### Problem description
Lines containing the word "rest" are to be located and copied.

### Records for this exercise
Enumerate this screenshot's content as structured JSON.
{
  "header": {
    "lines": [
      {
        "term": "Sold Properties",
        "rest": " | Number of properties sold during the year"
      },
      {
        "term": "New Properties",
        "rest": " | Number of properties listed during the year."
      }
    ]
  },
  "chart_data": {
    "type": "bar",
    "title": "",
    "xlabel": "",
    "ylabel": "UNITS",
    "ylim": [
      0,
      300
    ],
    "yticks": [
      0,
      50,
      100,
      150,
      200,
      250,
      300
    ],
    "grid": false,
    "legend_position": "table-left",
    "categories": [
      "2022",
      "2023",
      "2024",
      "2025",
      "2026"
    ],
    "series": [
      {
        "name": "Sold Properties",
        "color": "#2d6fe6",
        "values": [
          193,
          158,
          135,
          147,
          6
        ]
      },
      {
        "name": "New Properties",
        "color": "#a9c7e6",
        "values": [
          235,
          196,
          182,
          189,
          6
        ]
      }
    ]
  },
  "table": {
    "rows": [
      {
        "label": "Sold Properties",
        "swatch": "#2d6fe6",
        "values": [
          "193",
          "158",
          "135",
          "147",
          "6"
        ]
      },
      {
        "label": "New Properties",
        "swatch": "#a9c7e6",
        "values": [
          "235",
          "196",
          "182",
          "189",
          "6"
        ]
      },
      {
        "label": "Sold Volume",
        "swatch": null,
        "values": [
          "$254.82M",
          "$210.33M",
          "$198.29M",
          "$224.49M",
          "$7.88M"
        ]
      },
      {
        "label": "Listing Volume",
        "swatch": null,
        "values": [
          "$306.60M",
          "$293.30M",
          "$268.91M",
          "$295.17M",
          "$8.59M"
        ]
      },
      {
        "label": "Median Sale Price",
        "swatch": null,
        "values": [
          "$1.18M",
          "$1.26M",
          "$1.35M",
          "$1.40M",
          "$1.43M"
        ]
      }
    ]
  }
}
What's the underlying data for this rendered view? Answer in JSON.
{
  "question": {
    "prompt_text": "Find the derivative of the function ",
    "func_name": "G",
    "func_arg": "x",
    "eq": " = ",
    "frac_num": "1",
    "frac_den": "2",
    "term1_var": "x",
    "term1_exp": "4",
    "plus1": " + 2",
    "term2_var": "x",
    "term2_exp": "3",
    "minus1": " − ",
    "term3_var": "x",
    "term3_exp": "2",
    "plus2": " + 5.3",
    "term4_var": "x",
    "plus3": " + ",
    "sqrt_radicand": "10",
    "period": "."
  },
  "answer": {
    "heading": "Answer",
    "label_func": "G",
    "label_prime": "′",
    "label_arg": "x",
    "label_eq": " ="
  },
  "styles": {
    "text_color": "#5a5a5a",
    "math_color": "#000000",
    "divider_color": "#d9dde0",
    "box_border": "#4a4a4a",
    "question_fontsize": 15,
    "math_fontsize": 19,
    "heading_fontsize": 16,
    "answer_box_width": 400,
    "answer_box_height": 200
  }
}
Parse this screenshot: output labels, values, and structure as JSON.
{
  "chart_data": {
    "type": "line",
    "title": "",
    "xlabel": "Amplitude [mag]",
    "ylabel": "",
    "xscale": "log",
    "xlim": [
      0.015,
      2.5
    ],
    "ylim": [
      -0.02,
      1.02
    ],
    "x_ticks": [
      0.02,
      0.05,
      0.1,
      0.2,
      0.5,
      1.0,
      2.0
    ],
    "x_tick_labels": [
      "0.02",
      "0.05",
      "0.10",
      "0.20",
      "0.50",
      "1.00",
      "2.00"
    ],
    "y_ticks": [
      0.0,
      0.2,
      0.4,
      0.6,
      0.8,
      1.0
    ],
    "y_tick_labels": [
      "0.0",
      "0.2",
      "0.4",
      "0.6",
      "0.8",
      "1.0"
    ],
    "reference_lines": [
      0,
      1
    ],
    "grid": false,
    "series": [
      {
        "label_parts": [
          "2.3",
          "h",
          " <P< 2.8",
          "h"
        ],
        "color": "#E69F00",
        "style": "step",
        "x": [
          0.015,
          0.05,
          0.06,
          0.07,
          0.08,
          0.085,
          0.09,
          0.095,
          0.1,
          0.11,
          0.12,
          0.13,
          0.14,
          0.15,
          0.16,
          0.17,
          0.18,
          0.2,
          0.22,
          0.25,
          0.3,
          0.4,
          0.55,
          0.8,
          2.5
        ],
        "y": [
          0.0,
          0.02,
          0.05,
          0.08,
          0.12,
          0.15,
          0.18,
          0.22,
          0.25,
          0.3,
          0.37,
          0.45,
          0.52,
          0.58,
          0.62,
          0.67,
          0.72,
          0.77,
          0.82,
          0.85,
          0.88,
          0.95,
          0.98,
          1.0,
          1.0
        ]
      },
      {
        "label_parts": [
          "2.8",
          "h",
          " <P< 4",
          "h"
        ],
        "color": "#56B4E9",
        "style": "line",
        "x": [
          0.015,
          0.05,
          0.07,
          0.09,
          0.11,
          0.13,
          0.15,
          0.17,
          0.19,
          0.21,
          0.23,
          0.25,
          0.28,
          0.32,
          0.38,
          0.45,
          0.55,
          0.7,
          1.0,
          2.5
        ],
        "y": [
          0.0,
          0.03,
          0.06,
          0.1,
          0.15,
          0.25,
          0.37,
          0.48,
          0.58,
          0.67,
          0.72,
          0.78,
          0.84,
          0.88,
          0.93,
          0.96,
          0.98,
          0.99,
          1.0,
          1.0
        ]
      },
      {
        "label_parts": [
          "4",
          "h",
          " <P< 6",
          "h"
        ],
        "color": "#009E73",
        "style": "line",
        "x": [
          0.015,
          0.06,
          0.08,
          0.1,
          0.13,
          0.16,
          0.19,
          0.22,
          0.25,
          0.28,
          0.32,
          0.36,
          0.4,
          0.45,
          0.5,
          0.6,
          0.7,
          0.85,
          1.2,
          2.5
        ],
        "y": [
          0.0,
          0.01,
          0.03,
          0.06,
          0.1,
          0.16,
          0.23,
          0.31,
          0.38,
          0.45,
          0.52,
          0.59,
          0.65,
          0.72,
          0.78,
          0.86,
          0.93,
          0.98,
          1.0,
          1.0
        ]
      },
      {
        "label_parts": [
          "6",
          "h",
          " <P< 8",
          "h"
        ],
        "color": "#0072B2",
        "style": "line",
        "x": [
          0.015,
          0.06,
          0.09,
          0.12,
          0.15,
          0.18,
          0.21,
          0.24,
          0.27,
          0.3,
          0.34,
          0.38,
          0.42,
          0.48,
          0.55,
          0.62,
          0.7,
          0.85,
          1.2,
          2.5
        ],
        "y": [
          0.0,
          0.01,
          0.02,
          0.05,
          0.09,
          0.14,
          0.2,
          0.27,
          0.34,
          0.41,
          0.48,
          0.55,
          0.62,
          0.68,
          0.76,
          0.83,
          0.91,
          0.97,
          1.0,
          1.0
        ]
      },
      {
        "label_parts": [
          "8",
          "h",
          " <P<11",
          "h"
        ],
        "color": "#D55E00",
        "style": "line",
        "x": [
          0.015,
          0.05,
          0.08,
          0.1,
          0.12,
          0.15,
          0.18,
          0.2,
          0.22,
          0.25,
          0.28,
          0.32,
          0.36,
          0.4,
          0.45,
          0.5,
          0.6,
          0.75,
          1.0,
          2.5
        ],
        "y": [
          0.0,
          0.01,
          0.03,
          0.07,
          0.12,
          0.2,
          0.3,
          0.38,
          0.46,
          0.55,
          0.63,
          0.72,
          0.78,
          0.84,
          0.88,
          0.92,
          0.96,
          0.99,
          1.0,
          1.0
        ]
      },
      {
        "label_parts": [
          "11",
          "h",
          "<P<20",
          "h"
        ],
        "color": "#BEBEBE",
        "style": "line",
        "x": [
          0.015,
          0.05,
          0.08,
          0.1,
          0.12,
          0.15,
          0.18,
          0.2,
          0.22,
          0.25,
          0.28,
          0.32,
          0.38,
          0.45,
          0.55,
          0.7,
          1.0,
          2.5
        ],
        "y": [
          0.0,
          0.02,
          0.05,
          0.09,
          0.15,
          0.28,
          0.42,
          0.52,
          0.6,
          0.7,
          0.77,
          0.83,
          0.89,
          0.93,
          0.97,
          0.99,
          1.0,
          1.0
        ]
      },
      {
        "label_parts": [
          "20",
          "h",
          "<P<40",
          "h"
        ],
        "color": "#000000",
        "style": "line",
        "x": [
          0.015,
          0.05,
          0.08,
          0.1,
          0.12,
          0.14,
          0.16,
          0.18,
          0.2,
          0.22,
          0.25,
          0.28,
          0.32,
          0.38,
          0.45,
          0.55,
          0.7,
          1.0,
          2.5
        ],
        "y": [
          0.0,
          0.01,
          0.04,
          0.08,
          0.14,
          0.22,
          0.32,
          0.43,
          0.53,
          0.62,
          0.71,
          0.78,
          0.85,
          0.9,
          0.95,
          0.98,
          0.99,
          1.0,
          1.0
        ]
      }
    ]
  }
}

### Final result
        "rest": " | Number of properties sold during the year"
        "rest": " | Number of properties listed during the year."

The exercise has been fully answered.